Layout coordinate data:
• • •
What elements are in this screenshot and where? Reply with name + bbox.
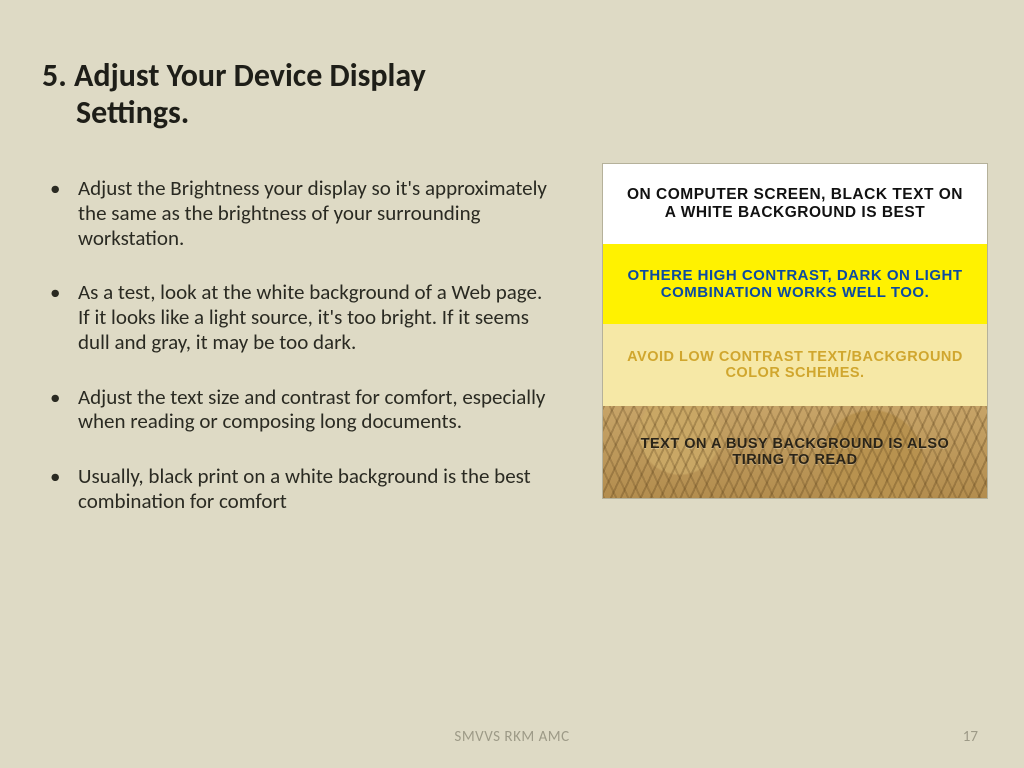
title-line-2: Settings.: [76, 95, 426, 132]
page-number: 17: [963, 728, 978, 746]
bullet-item: Adjust the Brightness your display so it…: [78, 176, 558, 250]
contrast-panel-yellow: OTHERE HIGH CONTRAST, DARK ON LIGHT COMB…: [603, 244, 987, 324]
bullet-item: As a test, look at the white background …: [78, 280, 558, 354]
contrast-panel-lowcontrast: AVOID LOW CONTRAST TEXT/BACKGROUND COLOR…: [603, 324, 987, 406]
contrast-panel-white: ON COMPUTER SCREEN, BLACK TEXT ON A WHIT…: [603, 164, 987, 244]
bullet-list: Adjust the Brightness your display so it…: [78, 176, 558, 544]
slide: 5. Adjust Your Device Display Settings. …: [0, 0, 1024, 768]
title-line-1: 5. Adjust Your Device Display: [42, 56, 426, 95]
bullet-item: Usually, black print on a white backgrou…: [78, 464, 558, 514]
bullet-item: Adjust the text size and contrast for co…: [78, 385, 558, 435]
contrast-examples-graphic: ON COMPUTER SCREEN, BLACK TEXT ON A WHIT…: [602, 163, 988, 499]
slide-title: 5. Adjust Your Device Display Settings.: [42, 58, 426, 132]
contrast-panel-busy: TEXT ON A BUSY BACKGROUND IS ALSO TIRING…: [603, 406, 987, 498]
footer-text: SMVVS RKM AMC: [0, 728, 1024, 746]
• • •
# TASK BRIEF
Can you copy every one of the items above line for line, with no changes, and omit the pictures?

# THE REPLY
What elements are in this screenshot and where? Reply with name + bbox.
title-line-2: Settings.: [76, 95, 426, 132]
page-number: 17: [963, 728, 978, 746]
bullet-item: Adjust the Brightness your display so it…: [78, 176, 558, 250]
contrast-panel-yellow: OTHERE HIGH CONTRAST, DARK ON LIGHT COMB…: [603, 244, 987, 324]
bullet-item: As a test, look at the white background …: [78, 280, 558, 354]
contrast-panel-lowcontrast: AVOID LOW CONTRAST TEXT/BACKGROUND COLOR…: [603, 324, 987, 406]
contrast-panel-white: ON COMPUTER SCREEN, BLACK TEXT ON A WHIT…: [603, 164, 987, 244]
bullet-list: Adjust the Brightness your display so it…: [78, 176, 558, 544]
slide: 5. Adjust Your Device Display Settings. …: [0, 0, 1024, 768]
title-line-1: 5. Adjust Your Device Display: [42, 56, 426, 95]
bullet-item: Usually, black print on a white backgrou…: [78, 464, 558, 514]
bullet-item: Adjust the text size and contrast for co…: [78, 385, 558, 435]
contrast-examples-graphic: ON COMPUTER SCREEN, BLACK TEXT ON A WHIT…: [602, 163, 988, 499]
slide-title: 5. Adjust Your Device Display Settings.: [42, 58, 426, 132]
contrast-panel-busy: TEXT ON A BUSY BACKGROUND IS ALSO TIRING…: [603, 406, 987, 498]
footer-text: SMVVS RKM AMC: [0, 728, 1024, 746]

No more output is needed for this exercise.